_TASK REQUIREMENTS_
Return each line of the records holding the string "flashing".

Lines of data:
start
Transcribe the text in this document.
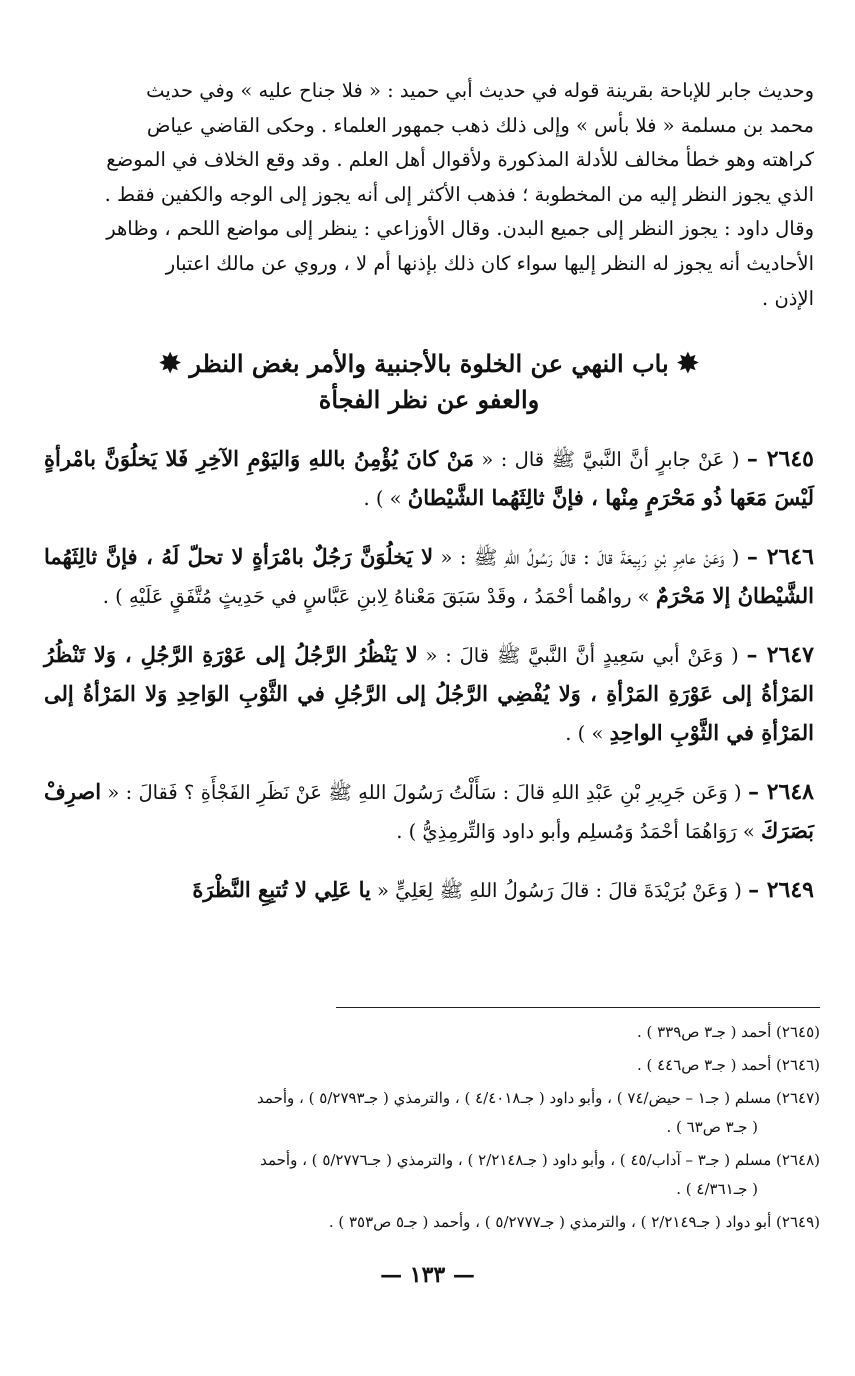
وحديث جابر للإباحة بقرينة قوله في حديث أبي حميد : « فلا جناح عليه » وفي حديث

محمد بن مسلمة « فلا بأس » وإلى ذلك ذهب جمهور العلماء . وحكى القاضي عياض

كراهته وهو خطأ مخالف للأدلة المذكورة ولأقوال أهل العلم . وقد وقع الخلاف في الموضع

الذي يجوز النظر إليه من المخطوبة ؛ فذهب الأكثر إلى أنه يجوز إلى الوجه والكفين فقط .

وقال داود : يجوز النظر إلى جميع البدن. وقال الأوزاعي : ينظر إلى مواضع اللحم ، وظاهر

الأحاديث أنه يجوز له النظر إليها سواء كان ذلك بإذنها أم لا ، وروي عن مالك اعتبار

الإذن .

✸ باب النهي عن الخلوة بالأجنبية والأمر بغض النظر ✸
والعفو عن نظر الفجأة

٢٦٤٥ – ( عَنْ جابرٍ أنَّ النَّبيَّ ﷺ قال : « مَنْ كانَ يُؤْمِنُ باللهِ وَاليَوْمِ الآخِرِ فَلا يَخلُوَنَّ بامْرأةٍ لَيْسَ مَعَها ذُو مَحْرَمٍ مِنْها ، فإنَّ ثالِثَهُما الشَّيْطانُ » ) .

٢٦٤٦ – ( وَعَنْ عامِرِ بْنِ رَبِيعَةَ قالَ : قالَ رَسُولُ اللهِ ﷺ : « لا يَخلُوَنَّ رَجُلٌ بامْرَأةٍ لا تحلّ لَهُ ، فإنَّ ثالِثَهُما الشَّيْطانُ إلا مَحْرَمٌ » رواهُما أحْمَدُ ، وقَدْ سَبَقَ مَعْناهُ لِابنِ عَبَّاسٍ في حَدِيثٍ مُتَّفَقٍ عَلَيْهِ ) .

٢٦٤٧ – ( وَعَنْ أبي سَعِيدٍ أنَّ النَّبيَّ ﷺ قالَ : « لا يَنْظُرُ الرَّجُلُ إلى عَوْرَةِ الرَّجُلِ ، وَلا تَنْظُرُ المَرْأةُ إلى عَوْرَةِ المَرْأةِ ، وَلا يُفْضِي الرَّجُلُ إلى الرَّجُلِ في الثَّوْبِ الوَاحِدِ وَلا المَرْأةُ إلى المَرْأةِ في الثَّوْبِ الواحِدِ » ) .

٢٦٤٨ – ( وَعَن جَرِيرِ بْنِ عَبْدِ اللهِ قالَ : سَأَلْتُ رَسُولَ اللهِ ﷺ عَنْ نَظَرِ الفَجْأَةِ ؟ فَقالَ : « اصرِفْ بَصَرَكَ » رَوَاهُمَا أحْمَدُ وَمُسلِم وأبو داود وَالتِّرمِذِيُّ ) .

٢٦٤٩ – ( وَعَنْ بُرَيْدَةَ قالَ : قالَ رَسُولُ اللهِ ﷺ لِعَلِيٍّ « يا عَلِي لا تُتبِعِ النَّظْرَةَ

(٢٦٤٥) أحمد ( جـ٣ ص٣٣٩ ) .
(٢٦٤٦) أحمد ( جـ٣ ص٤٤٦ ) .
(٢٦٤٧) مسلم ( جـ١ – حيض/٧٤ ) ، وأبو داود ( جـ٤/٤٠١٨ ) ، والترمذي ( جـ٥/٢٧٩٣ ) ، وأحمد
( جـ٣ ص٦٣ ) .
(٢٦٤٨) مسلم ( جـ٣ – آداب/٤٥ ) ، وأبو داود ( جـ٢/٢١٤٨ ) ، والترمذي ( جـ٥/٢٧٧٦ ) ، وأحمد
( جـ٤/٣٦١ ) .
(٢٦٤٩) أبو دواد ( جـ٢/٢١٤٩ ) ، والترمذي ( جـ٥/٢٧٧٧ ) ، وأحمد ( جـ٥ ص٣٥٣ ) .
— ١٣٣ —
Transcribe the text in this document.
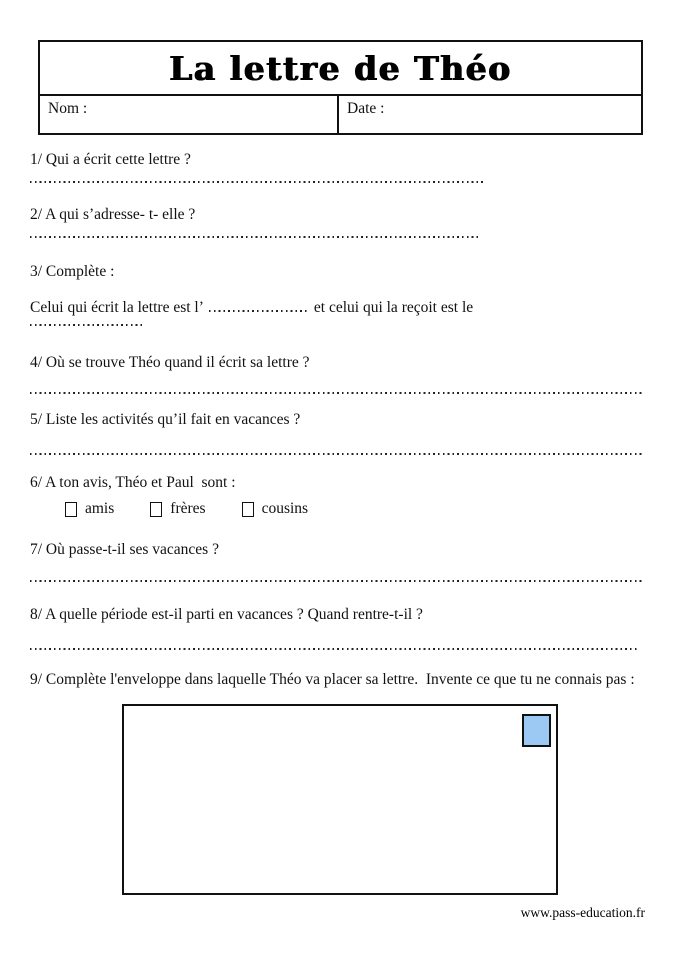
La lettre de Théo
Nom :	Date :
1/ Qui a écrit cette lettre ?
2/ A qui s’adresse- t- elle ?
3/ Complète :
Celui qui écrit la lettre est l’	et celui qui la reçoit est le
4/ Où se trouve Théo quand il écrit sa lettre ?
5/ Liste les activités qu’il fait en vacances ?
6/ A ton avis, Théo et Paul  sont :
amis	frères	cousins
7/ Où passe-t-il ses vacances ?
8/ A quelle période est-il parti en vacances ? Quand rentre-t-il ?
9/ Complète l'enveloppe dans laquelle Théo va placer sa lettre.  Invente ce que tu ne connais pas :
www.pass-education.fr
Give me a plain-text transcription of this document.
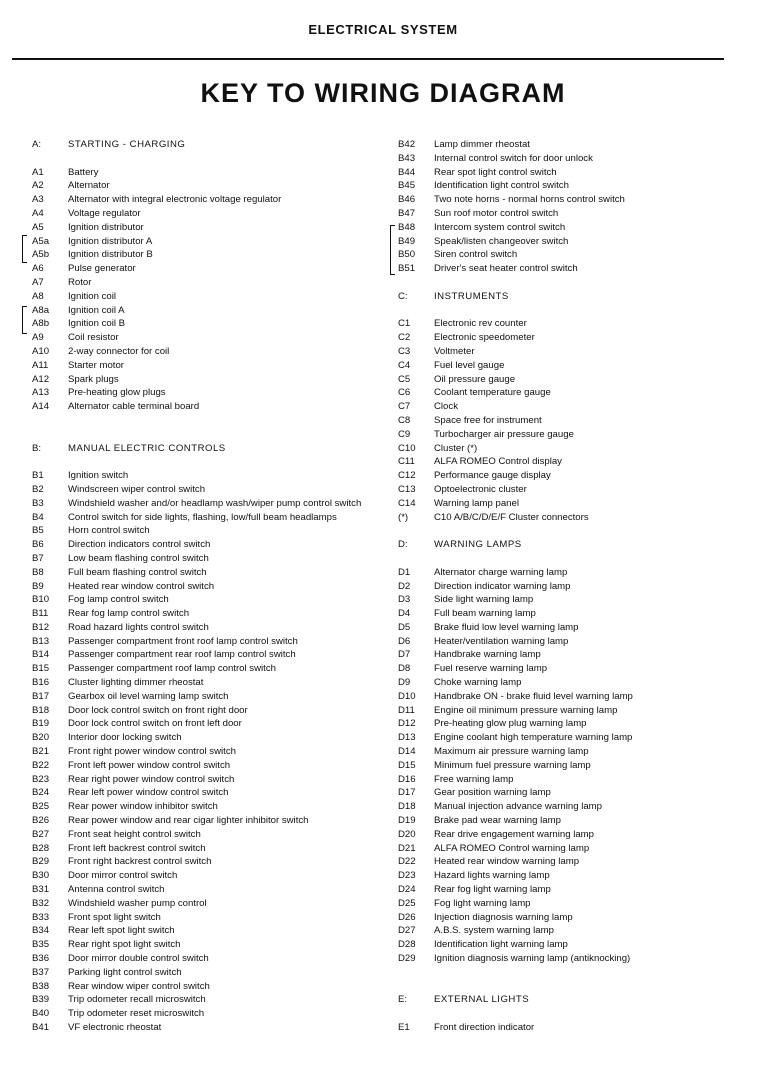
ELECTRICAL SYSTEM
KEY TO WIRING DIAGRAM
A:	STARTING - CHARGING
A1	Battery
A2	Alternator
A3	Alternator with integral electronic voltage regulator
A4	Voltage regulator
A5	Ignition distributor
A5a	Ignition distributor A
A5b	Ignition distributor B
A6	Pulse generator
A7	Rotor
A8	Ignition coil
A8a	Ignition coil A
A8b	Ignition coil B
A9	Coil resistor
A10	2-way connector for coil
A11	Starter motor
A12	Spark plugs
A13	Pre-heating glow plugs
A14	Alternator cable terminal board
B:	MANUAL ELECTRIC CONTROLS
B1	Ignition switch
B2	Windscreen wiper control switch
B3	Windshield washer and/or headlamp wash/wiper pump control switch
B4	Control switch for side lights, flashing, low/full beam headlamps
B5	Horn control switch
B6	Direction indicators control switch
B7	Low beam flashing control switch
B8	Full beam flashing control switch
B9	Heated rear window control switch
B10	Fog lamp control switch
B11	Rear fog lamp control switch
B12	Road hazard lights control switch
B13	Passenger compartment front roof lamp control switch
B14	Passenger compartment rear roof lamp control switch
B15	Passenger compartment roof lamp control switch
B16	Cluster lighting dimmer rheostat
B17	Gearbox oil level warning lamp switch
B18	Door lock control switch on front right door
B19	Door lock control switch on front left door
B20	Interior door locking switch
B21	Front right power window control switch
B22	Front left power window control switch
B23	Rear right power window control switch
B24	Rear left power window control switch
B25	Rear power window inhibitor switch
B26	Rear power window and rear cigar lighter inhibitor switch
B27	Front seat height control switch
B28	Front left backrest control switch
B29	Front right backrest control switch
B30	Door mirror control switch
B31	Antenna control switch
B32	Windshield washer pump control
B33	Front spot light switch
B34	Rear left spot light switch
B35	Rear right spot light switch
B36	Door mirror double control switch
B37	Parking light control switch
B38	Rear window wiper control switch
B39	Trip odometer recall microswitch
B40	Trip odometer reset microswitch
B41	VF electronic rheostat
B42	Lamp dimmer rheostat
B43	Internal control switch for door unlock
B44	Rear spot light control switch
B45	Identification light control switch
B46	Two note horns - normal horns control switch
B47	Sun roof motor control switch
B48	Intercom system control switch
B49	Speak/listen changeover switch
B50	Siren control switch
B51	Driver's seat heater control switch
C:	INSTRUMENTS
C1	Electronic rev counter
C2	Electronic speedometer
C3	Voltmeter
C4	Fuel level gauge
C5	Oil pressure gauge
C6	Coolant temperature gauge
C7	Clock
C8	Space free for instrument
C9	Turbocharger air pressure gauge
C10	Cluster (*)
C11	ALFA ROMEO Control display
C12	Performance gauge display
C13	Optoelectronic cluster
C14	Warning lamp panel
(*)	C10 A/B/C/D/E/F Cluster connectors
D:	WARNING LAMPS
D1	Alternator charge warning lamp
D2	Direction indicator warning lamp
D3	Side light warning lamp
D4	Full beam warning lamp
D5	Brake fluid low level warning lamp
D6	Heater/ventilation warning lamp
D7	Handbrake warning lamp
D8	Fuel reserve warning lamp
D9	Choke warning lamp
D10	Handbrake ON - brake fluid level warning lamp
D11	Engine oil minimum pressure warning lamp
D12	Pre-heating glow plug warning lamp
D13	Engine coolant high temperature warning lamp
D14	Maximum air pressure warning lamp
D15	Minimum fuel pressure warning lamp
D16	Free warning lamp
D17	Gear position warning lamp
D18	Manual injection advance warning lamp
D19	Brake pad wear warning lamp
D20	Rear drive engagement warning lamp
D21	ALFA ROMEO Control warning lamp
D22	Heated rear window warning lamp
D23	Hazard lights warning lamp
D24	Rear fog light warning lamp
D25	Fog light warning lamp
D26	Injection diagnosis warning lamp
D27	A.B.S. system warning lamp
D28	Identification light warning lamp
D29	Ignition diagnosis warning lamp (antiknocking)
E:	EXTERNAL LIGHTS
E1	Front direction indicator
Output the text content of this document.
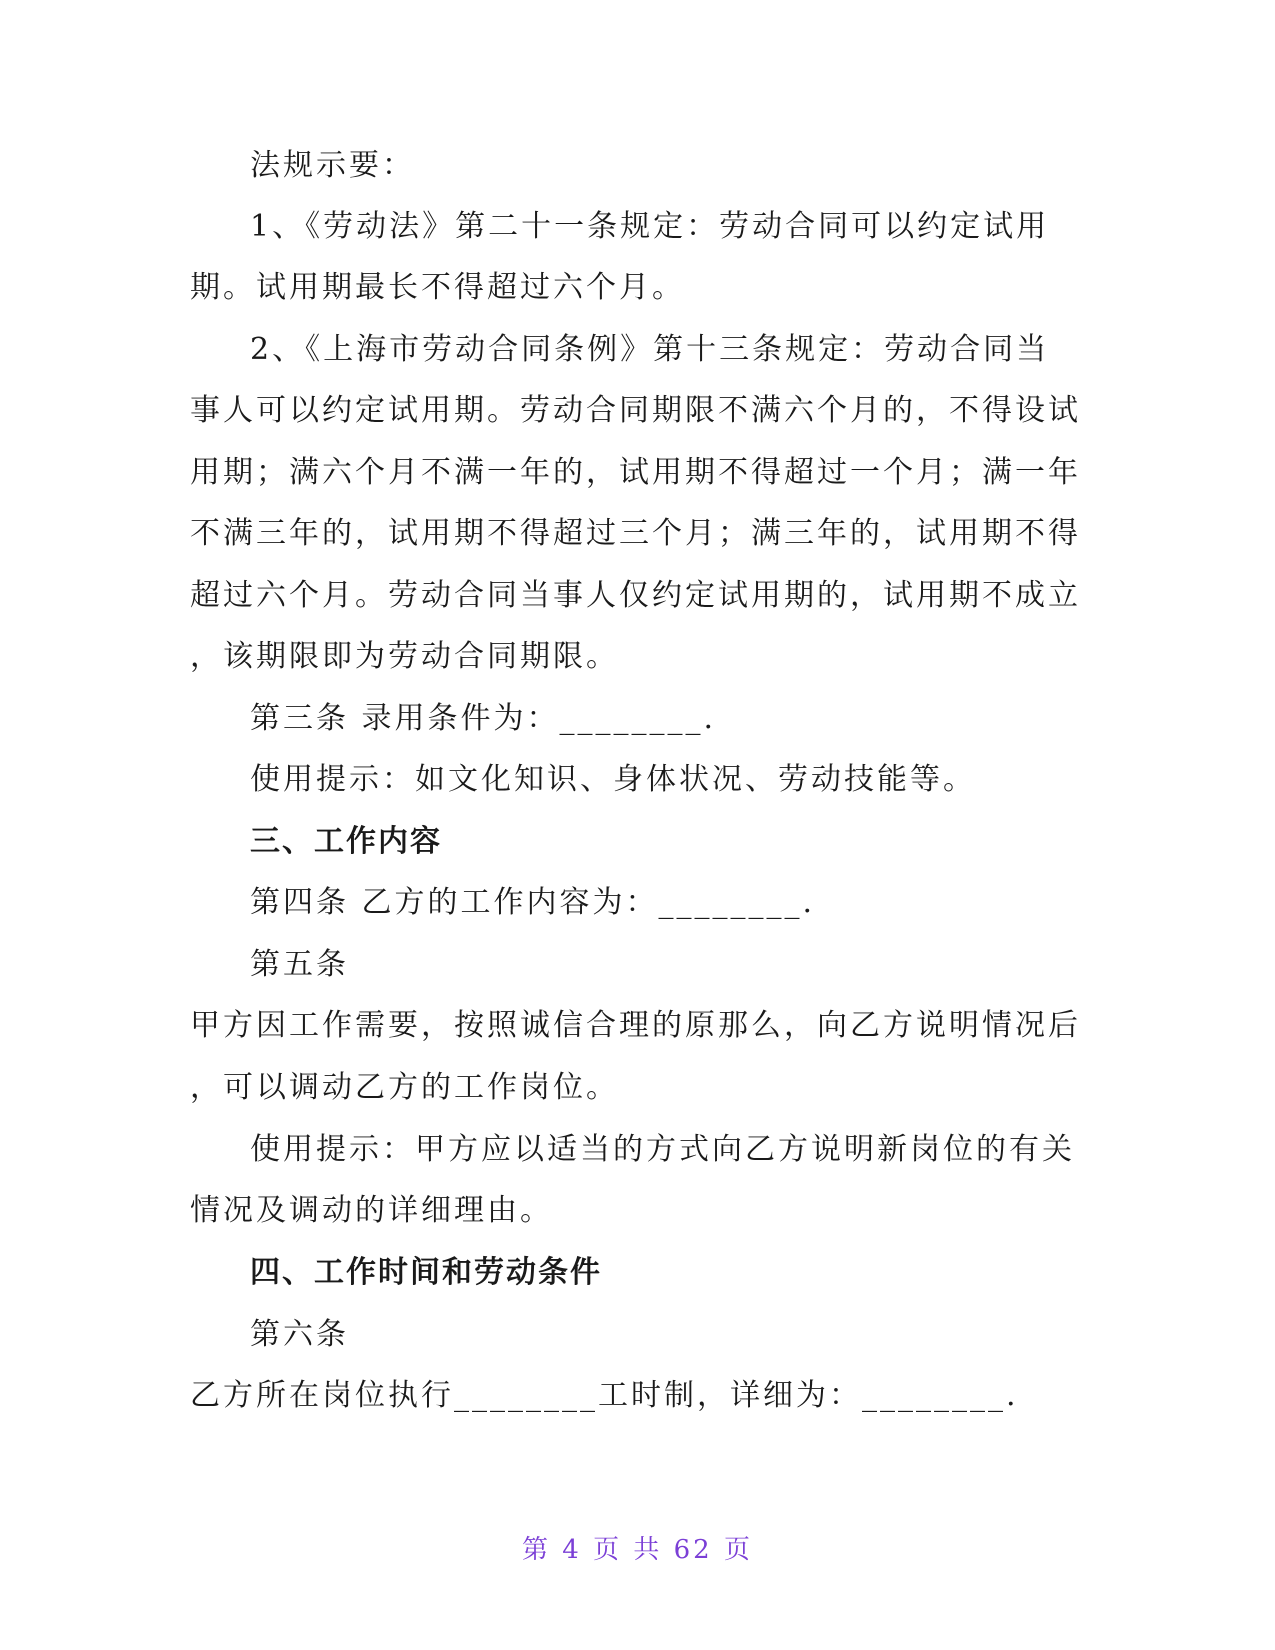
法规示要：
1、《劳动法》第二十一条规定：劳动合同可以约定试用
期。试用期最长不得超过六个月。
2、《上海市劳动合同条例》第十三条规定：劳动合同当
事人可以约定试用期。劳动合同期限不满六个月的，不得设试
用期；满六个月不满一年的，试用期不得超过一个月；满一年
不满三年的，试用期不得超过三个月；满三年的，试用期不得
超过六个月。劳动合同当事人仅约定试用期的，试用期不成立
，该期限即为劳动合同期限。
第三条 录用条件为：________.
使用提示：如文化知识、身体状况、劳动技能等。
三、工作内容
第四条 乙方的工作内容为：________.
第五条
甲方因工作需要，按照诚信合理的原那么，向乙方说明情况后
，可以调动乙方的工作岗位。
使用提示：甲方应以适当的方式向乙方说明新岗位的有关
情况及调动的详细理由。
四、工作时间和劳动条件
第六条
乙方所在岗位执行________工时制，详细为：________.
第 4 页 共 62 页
end
_THE COMPLETED TASK_
B4	Control switch for side lights, flashing, low/full beam headlamps
B7	Low beam flashing control switch
B8	Full beam flashing control switch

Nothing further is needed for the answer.